--- Begin Raw records ---

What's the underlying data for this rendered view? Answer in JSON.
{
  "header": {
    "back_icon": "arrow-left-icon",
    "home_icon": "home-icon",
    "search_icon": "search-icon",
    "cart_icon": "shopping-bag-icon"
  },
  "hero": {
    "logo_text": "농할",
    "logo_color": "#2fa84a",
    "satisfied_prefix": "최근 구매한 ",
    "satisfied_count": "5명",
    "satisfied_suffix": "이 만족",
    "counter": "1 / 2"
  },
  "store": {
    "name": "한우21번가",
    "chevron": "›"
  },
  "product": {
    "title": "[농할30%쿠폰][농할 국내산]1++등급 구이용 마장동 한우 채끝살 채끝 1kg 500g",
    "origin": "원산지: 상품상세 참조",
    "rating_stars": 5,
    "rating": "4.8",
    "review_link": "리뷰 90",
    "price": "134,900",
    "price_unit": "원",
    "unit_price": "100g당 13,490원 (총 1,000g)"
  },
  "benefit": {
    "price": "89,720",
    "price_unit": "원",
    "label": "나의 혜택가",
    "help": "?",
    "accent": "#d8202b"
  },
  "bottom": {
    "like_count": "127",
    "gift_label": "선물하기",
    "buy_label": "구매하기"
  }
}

--- End Raw records ---

Exercise requirements: Quote all of the entries exactly as they appear.

Finished task:
What's the underlying data for this rendered view? Answer in JSON.
{
  "header": {
    "back_icon": "arrow-left-icon",
    "home_icon": "home-icon",
    "search_icon": "search-icon",
    "cart_icon": "shopping-bag-icon"
  },
  "hero": {
    "logo_text": "농할",
    "logo_color": "#2fa84a",
    "satisfied_prefix": "최근 구매한 ",
    "satisfied_count": "5명",
    "satisfied_suffix": "이 만족",
    "counter": "1 / 2"
  },
  "store": {
    "name": "한우21번가",
    "chevron": "›"
  },
  "product": {
    "title": "[농할30%쿠폰][농할 국내산]1++등급 구이용 마장동 한우 채끝살 채끝 1kg 500g",
    "origin": "원산지: 상품상세 참조",
    "rating_stars": 5,
    "rating": "4.8",
    "review_link": "리뷰 90",
    "price": "134,900",
    "price_unit": "원",
    "unit_price": "100g당 13,490원 (총 1,000g)"
  },
  "benefit": {
    "price": "89,720",
    "price_unit": "원",
    "label": "나의 혜택가",
    "help": "?",
    "accent": "#d8202b"
  },
  "bottom": {
    "like_count": "127",
    "gift_label": "선물하기",
    "buy_label": "구매하기"
  }
}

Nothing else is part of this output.